WHAT NEEDS TO BE DONE:
Go through the material below and report how many lines contain "show". Give only the number.

LISTING:
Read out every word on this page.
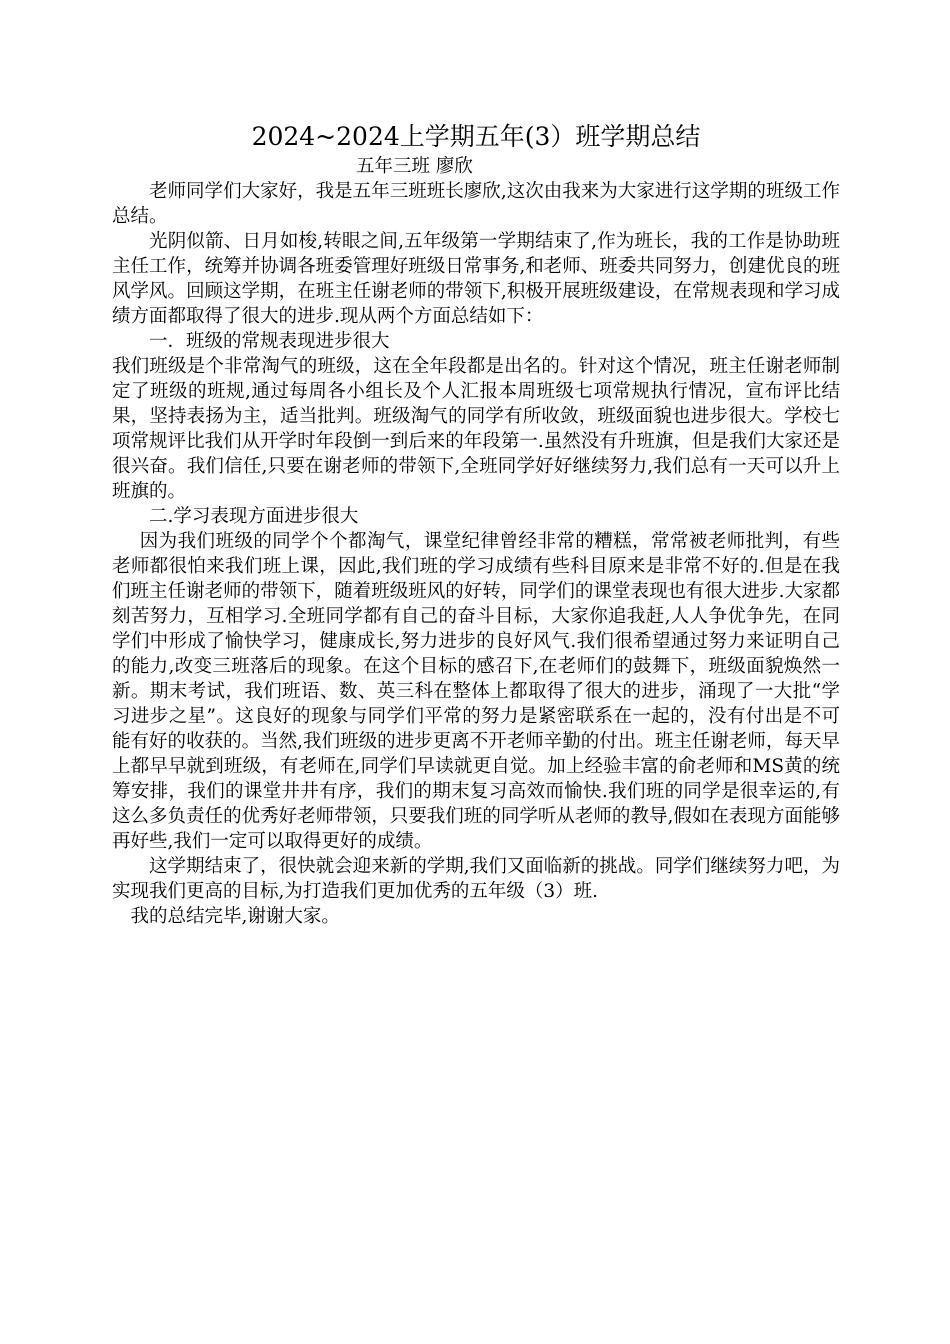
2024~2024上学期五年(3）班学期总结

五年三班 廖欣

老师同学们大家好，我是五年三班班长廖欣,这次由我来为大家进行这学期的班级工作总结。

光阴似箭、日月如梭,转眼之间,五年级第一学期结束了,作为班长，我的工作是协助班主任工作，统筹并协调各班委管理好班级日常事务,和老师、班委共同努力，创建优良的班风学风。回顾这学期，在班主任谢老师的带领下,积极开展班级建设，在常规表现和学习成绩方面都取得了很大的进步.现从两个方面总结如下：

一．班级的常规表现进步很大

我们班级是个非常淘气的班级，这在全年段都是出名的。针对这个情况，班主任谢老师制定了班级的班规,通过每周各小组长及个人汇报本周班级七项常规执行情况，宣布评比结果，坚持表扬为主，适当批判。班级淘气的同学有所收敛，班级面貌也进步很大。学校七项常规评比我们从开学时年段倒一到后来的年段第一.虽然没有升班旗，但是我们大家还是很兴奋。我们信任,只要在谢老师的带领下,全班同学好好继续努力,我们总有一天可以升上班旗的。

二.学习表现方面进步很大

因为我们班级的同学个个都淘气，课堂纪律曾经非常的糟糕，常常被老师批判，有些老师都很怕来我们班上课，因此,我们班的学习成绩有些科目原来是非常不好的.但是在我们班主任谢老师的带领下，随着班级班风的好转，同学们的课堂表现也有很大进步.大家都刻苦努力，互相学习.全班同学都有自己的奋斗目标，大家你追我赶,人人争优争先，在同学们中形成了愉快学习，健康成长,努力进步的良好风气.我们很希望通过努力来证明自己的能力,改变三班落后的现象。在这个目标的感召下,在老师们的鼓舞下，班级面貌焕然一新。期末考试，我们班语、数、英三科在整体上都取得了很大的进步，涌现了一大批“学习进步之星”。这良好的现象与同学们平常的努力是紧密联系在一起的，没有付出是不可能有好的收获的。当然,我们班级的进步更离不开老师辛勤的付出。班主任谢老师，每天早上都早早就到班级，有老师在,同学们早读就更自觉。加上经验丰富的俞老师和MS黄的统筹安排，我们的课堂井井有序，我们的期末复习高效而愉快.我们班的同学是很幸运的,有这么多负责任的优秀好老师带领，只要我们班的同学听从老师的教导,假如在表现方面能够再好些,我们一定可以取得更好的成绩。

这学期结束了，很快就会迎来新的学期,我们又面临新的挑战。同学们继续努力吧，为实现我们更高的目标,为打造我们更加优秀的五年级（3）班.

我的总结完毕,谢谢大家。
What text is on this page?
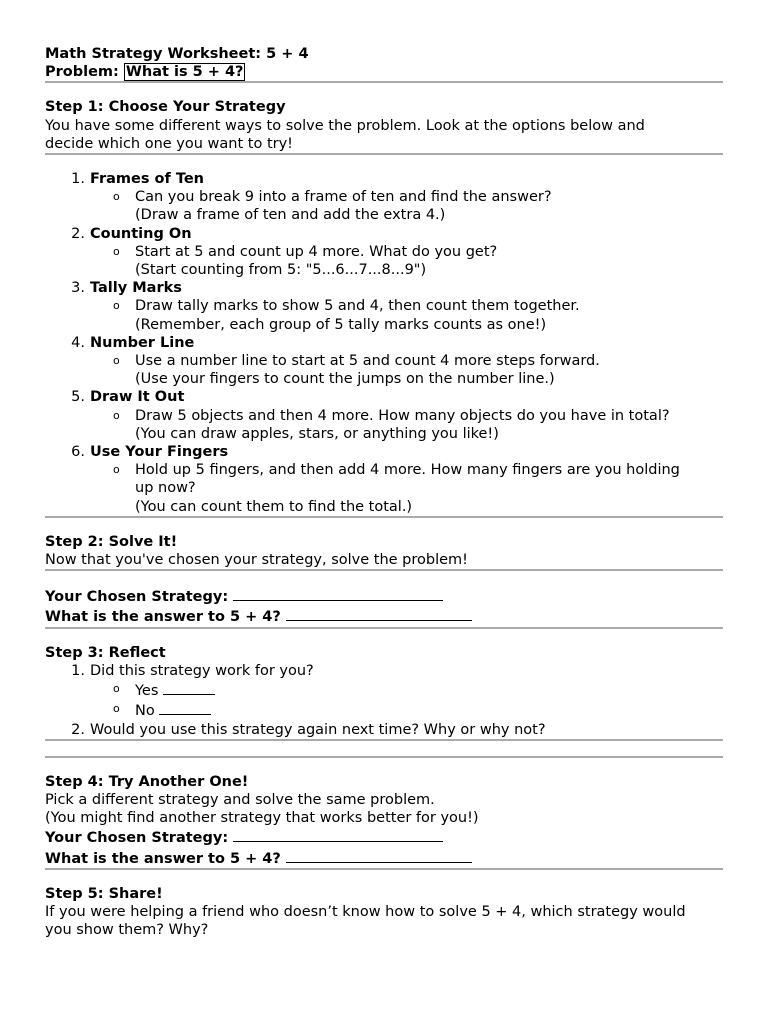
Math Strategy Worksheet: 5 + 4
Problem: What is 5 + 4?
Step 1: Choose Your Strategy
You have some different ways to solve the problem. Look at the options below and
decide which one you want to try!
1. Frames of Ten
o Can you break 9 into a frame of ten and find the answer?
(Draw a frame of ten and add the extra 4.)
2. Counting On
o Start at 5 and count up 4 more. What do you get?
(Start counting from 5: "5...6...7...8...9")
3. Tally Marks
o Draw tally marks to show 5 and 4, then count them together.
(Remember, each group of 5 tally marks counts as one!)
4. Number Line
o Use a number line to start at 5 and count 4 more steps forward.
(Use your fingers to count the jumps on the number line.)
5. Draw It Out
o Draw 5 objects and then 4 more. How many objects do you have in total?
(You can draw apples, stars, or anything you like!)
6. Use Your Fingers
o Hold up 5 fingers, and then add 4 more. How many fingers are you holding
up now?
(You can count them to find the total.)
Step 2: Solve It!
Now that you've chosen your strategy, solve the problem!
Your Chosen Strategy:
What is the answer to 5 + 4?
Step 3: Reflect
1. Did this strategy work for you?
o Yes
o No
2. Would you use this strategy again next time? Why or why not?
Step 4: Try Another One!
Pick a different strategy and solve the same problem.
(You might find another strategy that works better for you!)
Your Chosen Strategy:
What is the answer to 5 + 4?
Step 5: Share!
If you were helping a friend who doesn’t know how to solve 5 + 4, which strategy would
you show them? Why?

ANSWER FOR THIS EXERCISE:
2